>> Start INPUT RECORDS
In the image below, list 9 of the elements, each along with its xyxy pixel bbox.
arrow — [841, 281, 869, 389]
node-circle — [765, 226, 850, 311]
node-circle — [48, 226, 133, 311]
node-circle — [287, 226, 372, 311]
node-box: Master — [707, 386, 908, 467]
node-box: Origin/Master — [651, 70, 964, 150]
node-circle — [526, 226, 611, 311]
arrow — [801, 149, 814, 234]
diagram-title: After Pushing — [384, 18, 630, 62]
>> End INPUT RECORDS
# SET TASK:
Could you extract every one of the rows above and copy each one word for word?

# COMPLETE OUTPUT:
In the image below, list 9 of the elements, each along with its xyxy pixel bbox.
arrow — [841, 281, 869, 389]
node-circle — [765, 226, 850, 311]
node-circle — [48, 226, 133, 311]
node-circle — [287, 226, 372, 311]
node-box: Master — [707, 386, 908, 467]
node-box: Origin/Master — [651, 70, 964, 150]
node-circle — [526, 226, 611, 311]
arrow — [801, 149, 814, 234]
diagram-title: After Pushing — [384, 18, 630, 62]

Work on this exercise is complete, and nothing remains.